- [Exercise aim] "JSON" appears in how many lines of the entries? State only the number.

- [Given information]
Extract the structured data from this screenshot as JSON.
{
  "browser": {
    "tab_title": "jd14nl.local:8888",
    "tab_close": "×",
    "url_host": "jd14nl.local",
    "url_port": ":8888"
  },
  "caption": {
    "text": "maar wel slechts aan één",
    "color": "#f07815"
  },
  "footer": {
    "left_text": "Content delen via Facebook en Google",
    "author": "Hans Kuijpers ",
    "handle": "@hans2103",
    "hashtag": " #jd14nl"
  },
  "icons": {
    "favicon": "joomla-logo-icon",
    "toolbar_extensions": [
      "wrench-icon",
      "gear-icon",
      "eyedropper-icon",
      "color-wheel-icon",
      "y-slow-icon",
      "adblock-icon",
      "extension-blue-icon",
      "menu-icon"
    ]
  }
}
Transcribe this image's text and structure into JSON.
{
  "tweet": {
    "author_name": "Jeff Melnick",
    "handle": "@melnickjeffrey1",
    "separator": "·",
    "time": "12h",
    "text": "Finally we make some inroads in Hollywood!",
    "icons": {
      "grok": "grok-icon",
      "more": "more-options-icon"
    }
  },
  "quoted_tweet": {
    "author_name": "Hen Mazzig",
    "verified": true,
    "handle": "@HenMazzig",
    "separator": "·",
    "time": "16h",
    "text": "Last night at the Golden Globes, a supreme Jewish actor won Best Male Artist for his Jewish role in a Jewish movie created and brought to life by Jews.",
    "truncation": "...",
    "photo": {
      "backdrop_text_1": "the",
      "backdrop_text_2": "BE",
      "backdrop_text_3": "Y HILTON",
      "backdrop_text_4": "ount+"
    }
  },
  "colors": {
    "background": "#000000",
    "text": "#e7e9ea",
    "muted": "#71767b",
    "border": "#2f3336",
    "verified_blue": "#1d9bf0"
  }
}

- [Answer] 2